◆ **Goal of the exercise**:
Reproduce the records below word for word, from their first line through the line containing "day-number: 9 xyxy=(662,196,768,212)", including both ends and nothing more.

[Coordinate annotation records]
*-*-*

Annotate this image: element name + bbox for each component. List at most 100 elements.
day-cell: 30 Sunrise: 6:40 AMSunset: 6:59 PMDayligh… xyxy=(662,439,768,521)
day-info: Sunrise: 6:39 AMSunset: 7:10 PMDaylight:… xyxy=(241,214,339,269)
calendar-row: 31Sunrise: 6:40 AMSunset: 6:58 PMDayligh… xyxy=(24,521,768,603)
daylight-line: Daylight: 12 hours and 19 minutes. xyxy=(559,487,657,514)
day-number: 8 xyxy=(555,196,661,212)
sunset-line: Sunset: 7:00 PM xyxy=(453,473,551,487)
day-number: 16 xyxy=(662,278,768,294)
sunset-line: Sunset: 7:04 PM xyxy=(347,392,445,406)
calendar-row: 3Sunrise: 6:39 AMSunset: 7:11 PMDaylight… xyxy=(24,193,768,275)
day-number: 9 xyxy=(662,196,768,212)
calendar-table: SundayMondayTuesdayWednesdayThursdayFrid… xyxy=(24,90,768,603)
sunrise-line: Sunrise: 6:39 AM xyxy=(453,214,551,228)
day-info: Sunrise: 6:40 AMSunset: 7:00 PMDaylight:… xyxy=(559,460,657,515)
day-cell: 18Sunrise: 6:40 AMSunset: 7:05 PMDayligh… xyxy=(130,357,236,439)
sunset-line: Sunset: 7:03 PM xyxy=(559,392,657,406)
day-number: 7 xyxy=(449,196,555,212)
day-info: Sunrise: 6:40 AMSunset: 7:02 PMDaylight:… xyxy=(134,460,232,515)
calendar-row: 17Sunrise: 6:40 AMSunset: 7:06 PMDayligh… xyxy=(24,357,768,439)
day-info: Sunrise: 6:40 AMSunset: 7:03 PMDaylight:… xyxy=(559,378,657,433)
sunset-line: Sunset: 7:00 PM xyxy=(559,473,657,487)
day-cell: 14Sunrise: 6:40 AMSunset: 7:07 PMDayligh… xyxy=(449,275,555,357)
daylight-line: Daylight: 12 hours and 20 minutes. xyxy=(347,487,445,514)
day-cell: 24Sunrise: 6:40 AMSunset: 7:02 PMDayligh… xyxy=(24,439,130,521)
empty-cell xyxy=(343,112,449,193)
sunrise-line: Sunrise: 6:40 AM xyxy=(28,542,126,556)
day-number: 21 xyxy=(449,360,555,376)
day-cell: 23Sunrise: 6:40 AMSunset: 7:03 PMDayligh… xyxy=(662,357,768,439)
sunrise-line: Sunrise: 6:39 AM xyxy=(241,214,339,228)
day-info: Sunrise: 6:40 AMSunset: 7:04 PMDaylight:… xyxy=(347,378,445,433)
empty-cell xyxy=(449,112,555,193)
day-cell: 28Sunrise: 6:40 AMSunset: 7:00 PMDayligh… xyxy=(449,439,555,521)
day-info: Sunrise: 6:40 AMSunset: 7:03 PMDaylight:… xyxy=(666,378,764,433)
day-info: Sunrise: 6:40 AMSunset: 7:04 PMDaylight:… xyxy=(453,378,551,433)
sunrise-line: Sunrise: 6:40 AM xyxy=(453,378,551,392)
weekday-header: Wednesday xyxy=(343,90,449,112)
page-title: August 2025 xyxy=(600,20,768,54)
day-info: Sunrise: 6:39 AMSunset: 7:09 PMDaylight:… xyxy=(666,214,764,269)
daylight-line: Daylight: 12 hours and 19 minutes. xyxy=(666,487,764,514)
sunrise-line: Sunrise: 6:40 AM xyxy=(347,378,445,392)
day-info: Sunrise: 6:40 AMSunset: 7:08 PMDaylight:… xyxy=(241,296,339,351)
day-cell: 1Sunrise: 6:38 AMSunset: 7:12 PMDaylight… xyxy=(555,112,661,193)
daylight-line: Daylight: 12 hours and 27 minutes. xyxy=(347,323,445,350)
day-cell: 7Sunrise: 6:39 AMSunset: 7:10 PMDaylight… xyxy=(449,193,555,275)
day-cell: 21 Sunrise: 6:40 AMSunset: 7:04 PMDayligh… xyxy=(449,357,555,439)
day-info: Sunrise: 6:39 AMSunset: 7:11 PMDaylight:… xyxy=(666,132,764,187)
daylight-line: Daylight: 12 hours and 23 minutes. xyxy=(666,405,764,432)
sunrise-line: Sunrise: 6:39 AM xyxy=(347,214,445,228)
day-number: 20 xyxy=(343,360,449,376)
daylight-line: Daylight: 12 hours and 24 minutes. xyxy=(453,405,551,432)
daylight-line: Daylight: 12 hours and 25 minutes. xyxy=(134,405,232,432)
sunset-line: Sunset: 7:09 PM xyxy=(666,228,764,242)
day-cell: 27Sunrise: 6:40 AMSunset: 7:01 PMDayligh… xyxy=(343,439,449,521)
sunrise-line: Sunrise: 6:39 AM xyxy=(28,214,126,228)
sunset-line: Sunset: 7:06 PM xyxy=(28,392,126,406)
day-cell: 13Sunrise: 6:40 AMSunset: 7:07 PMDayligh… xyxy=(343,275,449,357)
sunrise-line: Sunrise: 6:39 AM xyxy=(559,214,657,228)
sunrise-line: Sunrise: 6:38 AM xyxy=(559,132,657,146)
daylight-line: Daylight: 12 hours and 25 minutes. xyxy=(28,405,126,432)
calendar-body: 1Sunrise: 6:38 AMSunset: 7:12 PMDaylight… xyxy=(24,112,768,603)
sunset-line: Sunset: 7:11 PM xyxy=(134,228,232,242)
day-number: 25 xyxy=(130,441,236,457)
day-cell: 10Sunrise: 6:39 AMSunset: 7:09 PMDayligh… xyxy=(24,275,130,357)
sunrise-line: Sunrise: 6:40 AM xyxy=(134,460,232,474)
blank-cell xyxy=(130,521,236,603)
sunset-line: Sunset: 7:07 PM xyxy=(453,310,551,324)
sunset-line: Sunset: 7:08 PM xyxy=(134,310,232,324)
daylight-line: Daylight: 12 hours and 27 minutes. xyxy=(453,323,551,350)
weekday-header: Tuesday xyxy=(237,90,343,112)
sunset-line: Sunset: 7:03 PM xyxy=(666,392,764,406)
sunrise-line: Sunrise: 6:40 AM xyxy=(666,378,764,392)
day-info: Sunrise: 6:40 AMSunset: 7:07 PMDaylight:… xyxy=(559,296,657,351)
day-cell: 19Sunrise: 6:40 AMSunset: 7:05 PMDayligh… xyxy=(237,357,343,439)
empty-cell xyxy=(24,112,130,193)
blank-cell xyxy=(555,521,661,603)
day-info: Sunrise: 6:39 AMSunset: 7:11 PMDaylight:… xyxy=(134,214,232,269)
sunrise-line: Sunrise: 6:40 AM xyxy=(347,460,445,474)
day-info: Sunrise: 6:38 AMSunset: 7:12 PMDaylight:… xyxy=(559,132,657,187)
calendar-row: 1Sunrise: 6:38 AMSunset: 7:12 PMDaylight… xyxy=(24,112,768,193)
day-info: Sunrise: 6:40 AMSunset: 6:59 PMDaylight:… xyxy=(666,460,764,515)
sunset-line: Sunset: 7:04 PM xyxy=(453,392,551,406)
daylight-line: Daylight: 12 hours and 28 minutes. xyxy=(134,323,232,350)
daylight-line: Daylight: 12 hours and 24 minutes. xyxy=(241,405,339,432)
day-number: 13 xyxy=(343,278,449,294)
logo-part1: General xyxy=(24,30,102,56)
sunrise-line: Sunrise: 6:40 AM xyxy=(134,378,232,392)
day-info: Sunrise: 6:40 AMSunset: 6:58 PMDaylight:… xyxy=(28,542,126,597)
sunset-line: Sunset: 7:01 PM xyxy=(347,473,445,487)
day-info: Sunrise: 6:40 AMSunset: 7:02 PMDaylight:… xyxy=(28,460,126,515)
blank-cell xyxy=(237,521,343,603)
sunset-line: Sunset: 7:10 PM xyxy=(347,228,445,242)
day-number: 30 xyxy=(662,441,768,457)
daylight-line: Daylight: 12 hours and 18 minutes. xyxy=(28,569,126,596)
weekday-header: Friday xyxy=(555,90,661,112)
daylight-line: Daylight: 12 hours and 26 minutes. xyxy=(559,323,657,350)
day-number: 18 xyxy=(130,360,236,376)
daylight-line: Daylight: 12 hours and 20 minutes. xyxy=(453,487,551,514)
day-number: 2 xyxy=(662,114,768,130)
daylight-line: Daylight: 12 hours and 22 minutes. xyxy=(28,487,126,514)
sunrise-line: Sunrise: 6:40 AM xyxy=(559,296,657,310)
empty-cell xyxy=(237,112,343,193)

*-*-*

◆ **Worked solution**:
Annotate this image: element name + bbox for each component. List at most 100 elements.
day-cell: 30 Sunrise: 6:40 AMSunset: 6:59 PMDayligh… xyxy=(662,439,768,521)
day-info: Sunrise: 6:39 AMSunset: 7:10 PMDaylight:… xyxy=(241,214,339,269)
calendar-row: 31Sunrise: 6:40 AMSunset: 6:58 PMDayligh… xyxy=(24,521,768,603)
daylight-line: Daylight: 12 hours and 19 minutes. xyxy=(559,487,657,514)
day-number: 8 xyxy=(555,196,661,212)
sunset-line: Sunset: 7:00 PM xyxy=(453,473,551,487)
day-number: 16 xyxy=(662,278,768,294)
sunset-line: Sunset: 7:04 PM xyxy=(347,392,445,406)
calendar-row: 3Sunrise: 6:39 AMSunset: 7:11 PMDaylight… xyxy=(24,193,768,275)
day-number: 9 xyxy=(662,196,768,212)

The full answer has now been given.